Task to complete => What follows is a listing to be transcribed exactly.
-------
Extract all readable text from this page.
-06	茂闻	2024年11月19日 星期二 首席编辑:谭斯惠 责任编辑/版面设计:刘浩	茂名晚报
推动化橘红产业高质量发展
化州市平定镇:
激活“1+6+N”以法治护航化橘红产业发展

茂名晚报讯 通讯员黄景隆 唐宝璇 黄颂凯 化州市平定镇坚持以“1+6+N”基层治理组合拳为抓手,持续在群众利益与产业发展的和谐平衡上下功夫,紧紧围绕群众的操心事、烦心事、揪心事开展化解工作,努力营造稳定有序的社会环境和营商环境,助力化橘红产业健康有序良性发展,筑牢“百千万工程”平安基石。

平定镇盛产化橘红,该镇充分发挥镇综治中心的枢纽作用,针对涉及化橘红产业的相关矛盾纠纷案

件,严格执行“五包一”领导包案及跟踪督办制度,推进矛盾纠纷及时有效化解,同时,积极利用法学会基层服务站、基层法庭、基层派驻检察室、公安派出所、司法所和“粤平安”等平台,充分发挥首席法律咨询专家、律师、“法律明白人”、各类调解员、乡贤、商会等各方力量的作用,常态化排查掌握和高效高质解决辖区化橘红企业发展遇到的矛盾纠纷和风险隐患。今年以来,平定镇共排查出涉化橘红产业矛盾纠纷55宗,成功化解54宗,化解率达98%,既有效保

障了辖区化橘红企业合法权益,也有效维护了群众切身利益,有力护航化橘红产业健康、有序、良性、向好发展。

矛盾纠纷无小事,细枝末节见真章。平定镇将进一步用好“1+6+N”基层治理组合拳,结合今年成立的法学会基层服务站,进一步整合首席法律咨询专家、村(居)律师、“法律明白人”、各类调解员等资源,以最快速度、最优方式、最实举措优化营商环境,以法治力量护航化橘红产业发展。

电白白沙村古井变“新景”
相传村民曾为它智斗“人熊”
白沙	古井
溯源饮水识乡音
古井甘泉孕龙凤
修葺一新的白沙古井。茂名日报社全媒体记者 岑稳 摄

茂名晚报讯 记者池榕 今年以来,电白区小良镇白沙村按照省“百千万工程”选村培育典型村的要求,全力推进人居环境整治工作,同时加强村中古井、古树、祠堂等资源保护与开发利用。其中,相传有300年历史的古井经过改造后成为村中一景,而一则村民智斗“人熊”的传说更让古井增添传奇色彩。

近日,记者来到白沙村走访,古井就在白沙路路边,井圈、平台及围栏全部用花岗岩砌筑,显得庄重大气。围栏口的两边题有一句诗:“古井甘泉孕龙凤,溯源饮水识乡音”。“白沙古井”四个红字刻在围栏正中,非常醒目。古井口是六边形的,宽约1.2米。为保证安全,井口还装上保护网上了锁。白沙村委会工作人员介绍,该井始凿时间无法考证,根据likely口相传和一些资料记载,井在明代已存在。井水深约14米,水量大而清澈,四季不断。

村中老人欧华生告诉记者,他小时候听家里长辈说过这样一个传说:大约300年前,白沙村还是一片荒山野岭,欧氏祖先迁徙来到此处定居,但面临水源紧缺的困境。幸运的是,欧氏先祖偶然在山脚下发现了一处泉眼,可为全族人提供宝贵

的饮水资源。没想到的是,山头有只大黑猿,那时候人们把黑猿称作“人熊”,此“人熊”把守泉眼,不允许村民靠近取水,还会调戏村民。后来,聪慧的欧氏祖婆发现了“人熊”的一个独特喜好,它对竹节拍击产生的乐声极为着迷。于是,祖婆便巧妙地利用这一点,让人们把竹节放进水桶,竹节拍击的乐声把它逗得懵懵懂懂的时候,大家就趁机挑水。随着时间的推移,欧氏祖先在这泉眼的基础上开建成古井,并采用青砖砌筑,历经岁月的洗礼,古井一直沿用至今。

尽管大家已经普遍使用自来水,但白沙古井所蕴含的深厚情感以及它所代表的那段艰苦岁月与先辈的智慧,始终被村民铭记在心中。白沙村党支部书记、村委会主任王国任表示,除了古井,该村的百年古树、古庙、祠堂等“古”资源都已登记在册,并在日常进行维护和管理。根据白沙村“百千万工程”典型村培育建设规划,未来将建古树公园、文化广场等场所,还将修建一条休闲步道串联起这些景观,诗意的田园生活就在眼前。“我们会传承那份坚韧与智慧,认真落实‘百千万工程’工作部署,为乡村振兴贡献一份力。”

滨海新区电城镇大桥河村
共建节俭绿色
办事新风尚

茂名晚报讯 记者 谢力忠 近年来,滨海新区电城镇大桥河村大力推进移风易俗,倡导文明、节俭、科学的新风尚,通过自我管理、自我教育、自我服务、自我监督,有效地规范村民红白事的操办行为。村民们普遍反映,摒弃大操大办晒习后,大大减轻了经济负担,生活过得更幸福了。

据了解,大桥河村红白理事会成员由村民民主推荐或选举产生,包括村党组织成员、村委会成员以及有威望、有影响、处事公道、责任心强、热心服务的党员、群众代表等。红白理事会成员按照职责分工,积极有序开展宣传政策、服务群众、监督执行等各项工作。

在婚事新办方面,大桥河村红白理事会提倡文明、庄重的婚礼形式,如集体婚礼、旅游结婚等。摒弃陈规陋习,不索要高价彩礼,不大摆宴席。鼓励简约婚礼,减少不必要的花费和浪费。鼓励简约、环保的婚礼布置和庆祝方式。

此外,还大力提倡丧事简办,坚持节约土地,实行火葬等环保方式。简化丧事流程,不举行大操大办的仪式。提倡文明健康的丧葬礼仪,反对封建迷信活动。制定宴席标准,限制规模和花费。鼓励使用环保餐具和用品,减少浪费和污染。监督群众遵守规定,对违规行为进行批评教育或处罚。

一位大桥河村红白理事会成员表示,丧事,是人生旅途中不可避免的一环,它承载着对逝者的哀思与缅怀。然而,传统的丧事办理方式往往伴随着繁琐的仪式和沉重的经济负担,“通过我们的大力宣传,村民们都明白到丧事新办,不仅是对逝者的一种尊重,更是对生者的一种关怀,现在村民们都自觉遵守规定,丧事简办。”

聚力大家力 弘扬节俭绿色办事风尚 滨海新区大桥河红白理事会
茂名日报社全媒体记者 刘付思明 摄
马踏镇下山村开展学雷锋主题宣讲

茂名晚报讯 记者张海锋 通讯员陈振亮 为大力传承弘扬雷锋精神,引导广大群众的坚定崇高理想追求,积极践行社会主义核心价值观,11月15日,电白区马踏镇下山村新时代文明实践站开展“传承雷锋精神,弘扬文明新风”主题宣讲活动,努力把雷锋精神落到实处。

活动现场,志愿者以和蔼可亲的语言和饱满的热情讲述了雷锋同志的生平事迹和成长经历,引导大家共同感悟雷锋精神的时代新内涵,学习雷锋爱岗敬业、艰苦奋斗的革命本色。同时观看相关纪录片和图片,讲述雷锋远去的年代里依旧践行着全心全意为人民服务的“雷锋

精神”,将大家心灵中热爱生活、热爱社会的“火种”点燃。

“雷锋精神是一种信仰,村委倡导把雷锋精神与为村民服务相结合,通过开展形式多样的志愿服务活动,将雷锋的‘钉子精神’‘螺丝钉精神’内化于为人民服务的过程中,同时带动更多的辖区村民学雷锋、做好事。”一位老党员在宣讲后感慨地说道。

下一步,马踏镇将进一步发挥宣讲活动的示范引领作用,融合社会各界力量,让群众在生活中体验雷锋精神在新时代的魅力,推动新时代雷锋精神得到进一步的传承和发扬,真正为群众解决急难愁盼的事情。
-------
The solution =>
Extract all readable text from this page.
-06	茂闻	2024年11月19日 星期二 首席编辑:谭斯惠 责任编辑/版面设计:刘浩	茂名晚报
推动化橘红产业高质量发展
化州市平定镇:
激活“1+6+N”以法治护航化橘红产业发展

茂名晚报讯 通讯员黄景隆 唐宝璇 黄颂凯 化州市平定镇坚持以“1+6+N”基层治理组合拳为抓手,持续在群众利益与产业发展的和谐平衡上下功夫,紧紧围绕群众的操心事、烦心事、揪心事开展化解工作,努力营造稳定有序的社会环境和营商环境,助力化橘红产业健康有序良性发展,筑牢“百千万工程”平安基石。

平定镇盛产化橘红,该镇充分发挥镇综治中心的枢纽作用,针对涉及化橘红产业的相关矛盾纠纷案

件,严格执行“五包一”领导包案及跟踪督办制度,推进矛盾纠纷及时有效化解,同时,积极利用法学会基层服务站、基层法庭、基层派驻检察室、公安派出所、司法所和“粤平安”等平台,充分发挥首席法律咨询专家、律师、“法律明白人”、各类调解员、乡贤、商会等各方力量的作用,常态化排查掌握和高效高质解决辖区化橘红企业发展遇到的矛盾纠纷和风险隐患。今年以来,平定镇共排查出涉化橘红产业矛盾纠纷55宗,成功化解54宗,化解率达98%,既有效保

障了辖区化橘红企业合法权益,也有效维护了群众切身利益,有力护航化橘红产业健康、有序、良性、向好发展。

矛盾纠纷无小事,细枝末节见真章。平定镇将进一步用好“1+6+N”基层治理组合拳,结合今年成立的法学会基层服务站,进一步整合首席法律咨询专家、村(居)律师、“法律明白人”、各类调解员等资源,以最快速度、最优方式、最实举措优化营商环境,以法治力量护航化橘红产业发展。

电白白沙村古井变“新景”
相传村民曾为它智斗“人熊”
白沙	古井
溯源饮水识乡音
古井甘泉孕龙凤
修葺一新的白沙古井。茂名日报社全媒体记者 岑稳 摄

茂名晚报讯 记者池榕 今年以来,电白区小良镇白沙村按照省“百千万工程”选村培育典型村的要求,全力推进人居环境整治工作,同时加强村中古井、古树、祠堂等资源保护与开发利用。其中,相传有300年历史的古井经过改造后成为村中一景,而一则村民智斗“人熊”的传说更让古井增添传奇色彩。

近日,记者来到白沙村走访,古井就在白沙路路边,井圈、平台及围栏全部用花岗岩砌筑,显得庄重大气。围栏口的两边题有一句诗:“古井甘泉孕龙凤,溯源饮水识乡音”。“白沙古井”四个红字刻在围栏正中,非常醒目。古井口是六边形的,宽约1.2米。为保证安全,井口还装上保护网上了锁。白沙村委会工作人员介绍,该井始凿时间无法考证,根据likely口相传和一些资料记载,井在明代已存在。井水深约14米,水量大而清澈,四季不断。

村中老人欧华生告诉记者,他小时候听家里长辈说过这样一个传说:大约300年前,白沙村还是一片荒山野岭,欧氏祖先迁徙来到此处定居,但面临水源紧缺的困境。幸运的是,欧氏先祖偶然在山脚下发现了一处泉眼,可为全族人提供宝贵

的饮水资源。没想到的是,山头有只大黑猿,那时候人们把黑猿称作“人熊”,此“人熊”把守泉眼,不允许村民靠近取水,还会调戏村民。后来,聪慧的欧氏祖婆发现了“人熊”的一个独特喜好,它对竹节拍击产生的乐声极为着迷。于是,祖婆便巧妙地利用这一点,让人们把竹节放进水桶,竹节拍击的乐声把它逗得懵懵懂懂的时候,大家就趁机挑水。随着时间的推移,欧氏祖先在这泉眼的基础上开建成古井,并采用青砖砌筑,历经岁月的洗礼,古井一直沿用至今。

尽管大家已经普遍使用自来水,但白沙古井所蕴含的深厚情感以及它所代表的那段艰苦岁月与先辈的智慧,始终被村民铭记在心中。白沙村党支部书记、村委会主任王国任表示,除了古井,该村的百年古树、古庙、祠堂等“古”资源都已登记在册,并在日常进行维护和管理。根据白沙村“百千万工程”典型村培育建设规划,未来将建古树公园、文化广场等场所,还将修建一条休闲步道串联起这些景观,诗意的田园生活就在眼前。“我们会传承那份坚韧与智慧,认真落实‘百千万工程’工作部署,为乡村振兴贡献一份力。”

滨海新区电城镇大桥河村
共建节俭绿色
办事新风尚

茂名晚报讯 记者 谢力忠 近年来,滨海新区电城镇大桥河村大力推进移风易俗,倡导文明、节俭、科学的新风尚,通过自我管理、自我教育、自我服务、自我监督,有效地规范村民红白事的操办行为。村民们普遍反映,摒弃大操大办晒习后,大大减轻了经济负担,生活过得更幸福了。

据了解,大桥河村红白理事会成员由村民民主推荐或选举产生,包括村党组织成员、村委会成员以及有威望、有影响、处事公道、责任心强、热心服务的党员、群众代表等。红白理事会成员按照职责分工,积极有序开展宣传政策、服务群众、监督执行等各项工作。

在婚事新办方面,大桥河村红白理事会提倡文明、庄重的婚礼形式,如集体婚礼、旅游结婚等。摒弃陈规陋习,不索要高价彩礼,不大摆宴席。鼓励简约婚礼,减少不必要的花费和浪费。鼓励简约、环保的婚礼布置和庆祝方式。

此外,还大力提倡丧事简办,坚持节约土地,实行火葬等环保方式。简化丧事流程,不举行大操大办的仪式。提倡文明健康的丧葬礼仪,反对封建迷信活动。制定宴席标准,限制规模和花费。鼓励使用环保餐具和用品,减少浪费和污染。监督群众遵守规定,对违规行为进行批评教育或处罚。

一位大桥河村红白理事会成员表示,丧事,是人生旅途中不可避免的一环,它承载着对逝者的哀思与缅怀。然而,传统的丧事办理方式往往伴随着繁琐的仪式和沉重的经济负担,“通过我们的大力宣传,村民们都明白到丧事新办,不仅是对逝者的一种尊重,更是对生者的一种关怀,现在村民们都自觉遵守规定,丧事简办。”

聚力大家力 弘扬节俭绿色办事风尚 滨海新区大桥河红白理事会
茂名日报社全媒体记者 刘付思明 摄
马踏镇下山村开展学雷锋主题宣讲

茂名晚报讯 记者张海锋 通讯员陈振亮 为大力传承弘扬雷锋精神,引导广大群众的坚定崇高理想追求,积极践行社会主义核心价值观,11月15日,电白区马踏镇下山村新时代文明实践站开展“传承雷锋精神,弘扬文明新风”主题宣讲活动,努力把雷锋精神落到实处。

活动现场,志愿者以和蔼可亲的语言和饱满的热情讲述了雷锋同志的生平事迹和成长经历,引导大家共同感悟雷锋精神的时代新内涵,学习雷锋爱岗敬业、艰苦奋斗的革命本色。同时观看相关纪录片和图片,讲述雷锋远去的年代里依旧践行着全心全意为人民服务的“雷锋

精神”,将大家心灵中热爱生活、热爱社会的“火种”点燃。

“雷锋精神是一种信仰,村委倡导把雷锋精神与为村民服务相结合,通过开展形式多样的志愿服务活动,将雷锋的‘钉子精神’‘螺丝钉精神’内化于为人民服务的过程中,同时带动更多的辖区村民学雷锋、做好事。”一位老党员在宣讲后感慨地说道。

下一步,马踏镇将进一步发挥宣讲活动的示范引领作用,融合社会各界力量,让群众在生活中体验雷锋精神在新时代的魅力,推动新时代雷锋精神得到进一步的传承和发扬,真正为群众解决急难愁盼的事情。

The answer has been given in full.